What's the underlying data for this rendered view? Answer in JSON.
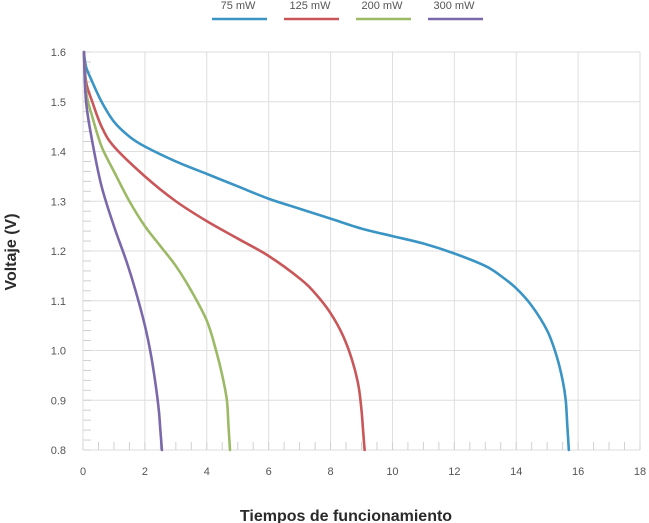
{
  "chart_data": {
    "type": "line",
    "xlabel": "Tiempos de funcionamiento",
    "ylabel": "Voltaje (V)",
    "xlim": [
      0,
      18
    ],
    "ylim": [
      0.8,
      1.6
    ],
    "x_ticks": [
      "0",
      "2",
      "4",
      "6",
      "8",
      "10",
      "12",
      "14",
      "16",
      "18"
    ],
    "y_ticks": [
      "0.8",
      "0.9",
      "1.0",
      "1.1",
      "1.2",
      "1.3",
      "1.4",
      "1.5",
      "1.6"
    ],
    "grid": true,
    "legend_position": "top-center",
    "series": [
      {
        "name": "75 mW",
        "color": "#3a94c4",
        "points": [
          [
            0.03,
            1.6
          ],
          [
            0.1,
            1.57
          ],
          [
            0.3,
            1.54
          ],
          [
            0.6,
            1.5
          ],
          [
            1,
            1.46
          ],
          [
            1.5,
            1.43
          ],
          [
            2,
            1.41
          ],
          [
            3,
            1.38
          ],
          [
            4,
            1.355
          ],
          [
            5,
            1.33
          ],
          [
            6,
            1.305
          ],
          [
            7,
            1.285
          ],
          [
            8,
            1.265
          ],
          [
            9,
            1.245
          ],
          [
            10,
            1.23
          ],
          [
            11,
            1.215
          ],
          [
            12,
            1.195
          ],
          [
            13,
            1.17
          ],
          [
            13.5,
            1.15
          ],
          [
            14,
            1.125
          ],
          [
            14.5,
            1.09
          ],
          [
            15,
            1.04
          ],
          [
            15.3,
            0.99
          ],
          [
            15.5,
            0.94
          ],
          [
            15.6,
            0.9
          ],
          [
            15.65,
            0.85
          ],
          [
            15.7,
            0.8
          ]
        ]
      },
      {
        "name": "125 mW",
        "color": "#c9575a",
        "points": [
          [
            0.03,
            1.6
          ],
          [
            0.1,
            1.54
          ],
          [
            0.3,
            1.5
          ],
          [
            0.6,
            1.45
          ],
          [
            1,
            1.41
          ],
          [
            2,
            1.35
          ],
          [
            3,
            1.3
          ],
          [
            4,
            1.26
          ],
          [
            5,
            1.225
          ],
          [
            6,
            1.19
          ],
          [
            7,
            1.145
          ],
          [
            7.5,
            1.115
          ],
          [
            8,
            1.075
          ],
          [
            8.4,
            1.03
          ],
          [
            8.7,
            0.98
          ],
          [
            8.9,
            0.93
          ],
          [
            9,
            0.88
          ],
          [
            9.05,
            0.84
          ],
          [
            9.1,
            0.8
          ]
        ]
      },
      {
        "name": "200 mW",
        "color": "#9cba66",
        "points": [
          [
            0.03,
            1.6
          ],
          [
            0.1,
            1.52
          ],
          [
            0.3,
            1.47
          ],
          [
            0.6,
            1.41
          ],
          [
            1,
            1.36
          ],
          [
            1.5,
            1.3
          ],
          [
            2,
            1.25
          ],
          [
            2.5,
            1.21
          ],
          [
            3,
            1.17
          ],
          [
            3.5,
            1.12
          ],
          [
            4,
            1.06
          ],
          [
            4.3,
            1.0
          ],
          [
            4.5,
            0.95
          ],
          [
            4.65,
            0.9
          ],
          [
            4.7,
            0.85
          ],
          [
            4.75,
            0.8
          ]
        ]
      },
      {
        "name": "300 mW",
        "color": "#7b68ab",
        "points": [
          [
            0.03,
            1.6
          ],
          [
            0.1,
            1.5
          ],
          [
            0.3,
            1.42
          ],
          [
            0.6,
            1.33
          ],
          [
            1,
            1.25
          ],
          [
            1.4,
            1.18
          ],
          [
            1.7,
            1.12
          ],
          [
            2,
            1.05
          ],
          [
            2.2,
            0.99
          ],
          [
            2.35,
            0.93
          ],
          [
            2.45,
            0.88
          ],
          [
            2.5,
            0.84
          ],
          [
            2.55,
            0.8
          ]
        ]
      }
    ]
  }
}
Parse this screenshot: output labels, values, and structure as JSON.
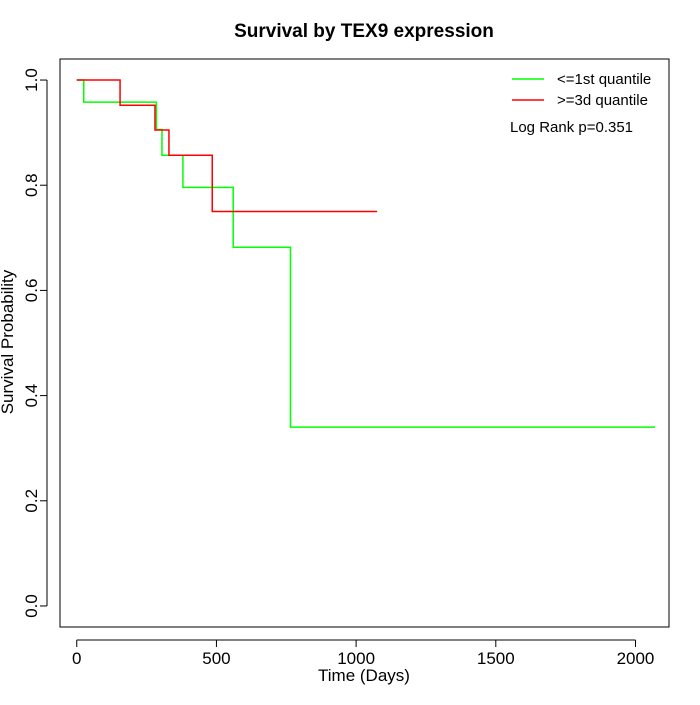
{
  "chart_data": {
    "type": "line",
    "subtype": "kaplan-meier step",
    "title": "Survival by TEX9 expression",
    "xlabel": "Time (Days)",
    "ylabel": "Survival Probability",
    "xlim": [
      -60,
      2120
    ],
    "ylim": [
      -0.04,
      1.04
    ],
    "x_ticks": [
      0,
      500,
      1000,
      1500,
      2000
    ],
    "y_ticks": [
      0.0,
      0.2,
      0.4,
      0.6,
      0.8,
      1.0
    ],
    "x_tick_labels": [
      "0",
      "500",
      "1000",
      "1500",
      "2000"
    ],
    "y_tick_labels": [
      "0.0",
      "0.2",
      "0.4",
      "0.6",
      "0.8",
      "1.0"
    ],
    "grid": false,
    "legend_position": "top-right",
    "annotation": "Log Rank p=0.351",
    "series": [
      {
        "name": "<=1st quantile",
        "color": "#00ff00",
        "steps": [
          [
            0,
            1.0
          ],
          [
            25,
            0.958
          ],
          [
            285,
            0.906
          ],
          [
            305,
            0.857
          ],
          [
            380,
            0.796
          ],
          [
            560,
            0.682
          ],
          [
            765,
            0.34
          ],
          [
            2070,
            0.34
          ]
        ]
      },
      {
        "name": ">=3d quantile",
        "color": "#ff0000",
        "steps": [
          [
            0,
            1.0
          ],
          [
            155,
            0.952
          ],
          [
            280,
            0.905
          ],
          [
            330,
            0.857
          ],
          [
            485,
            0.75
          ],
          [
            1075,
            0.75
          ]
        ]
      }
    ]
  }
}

• _What is expected_
Return each line that includes "xlabel".

• _Full output_
    "xlabel": "Tiempos de funcionamiento",
    "xlabel": "Time (Days)",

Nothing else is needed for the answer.